• [The exercise]: From the listing below, copy every line with the word "credit".
-.-.-
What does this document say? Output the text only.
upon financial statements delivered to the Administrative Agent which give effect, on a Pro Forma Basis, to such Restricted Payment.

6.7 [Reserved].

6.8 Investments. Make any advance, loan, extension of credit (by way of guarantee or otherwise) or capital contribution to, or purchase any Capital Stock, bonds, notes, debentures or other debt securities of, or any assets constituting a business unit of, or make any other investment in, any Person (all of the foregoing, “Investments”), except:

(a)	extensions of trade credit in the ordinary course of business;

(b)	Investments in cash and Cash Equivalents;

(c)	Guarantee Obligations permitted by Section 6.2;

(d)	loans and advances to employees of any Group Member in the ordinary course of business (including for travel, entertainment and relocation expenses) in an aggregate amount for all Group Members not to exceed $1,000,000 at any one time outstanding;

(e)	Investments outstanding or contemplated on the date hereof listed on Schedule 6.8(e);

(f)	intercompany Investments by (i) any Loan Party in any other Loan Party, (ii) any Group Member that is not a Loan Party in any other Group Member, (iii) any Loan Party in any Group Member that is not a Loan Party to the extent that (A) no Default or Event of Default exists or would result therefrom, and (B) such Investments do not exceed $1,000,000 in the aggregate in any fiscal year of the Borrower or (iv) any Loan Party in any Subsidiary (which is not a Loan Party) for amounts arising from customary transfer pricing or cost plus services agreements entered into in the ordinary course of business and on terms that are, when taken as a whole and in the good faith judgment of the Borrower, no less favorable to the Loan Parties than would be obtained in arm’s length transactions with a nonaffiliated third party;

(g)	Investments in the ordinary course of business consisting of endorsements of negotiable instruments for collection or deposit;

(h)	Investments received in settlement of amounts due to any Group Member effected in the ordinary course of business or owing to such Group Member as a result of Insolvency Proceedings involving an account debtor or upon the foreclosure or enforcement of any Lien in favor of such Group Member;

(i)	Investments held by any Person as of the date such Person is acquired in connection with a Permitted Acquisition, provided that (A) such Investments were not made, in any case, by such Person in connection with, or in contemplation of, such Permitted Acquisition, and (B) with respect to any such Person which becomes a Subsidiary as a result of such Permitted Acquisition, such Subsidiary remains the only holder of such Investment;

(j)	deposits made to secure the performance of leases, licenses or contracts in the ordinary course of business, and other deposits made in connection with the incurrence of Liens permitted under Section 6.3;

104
-.-.-
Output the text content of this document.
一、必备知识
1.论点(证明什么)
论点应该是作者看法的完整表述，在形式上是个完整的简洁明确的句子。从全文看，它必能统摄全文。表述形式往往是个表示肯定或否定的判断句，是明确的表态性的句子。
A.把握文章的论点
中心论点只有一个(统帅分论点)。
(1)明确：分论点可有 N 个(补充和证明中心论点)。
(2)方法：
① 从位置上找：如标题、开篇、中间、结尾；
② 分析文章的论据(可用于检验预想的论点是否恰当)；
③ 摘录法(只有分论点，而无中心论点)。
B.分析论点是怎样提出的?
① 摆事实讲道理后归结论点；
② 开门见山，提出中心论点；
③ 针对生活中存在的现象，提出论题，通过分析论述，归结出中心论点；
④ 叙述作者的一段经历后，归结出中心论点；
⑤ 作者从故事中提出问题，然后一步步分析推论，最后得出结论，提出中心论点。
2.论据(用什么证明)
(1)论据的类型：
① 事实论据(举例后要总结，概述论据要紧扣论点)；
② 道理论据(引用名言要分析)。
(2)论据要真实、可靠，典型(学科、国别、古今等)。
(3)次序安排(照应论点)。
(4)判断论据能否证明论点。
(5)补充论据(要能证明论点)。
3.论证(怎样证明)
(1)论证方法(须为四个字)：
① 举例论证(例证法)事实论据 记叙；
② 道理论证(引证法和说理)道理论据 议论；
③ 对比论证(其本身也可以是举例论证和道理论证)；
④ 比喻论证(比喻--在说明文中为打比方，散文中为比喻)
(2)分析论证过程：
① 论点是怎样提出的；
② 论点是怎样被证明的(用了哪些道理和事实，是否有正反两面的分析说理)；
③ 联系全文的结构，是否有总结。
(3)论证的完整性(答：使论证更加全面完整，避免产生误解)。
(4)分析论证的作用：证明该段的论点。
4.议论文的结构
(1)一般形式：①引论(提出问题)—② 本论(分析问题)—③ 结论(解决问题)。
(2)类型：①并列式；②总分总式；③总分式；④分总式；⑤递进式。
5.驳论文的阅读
-.-.-
• [Problem solution]:
6.8 Investments. Make any advance, loan, extension of credit (by way of guarantee or otherwise) or capital contribution to, or purchase any Capital Stock, bonds, notes, debentures or other debt securities of, or any assets constituting a business unit of, or make any other investment in, any Person (all of the foregoing, “Investments”), except:
(a)	extensions of trade credit in the ordinary course of business;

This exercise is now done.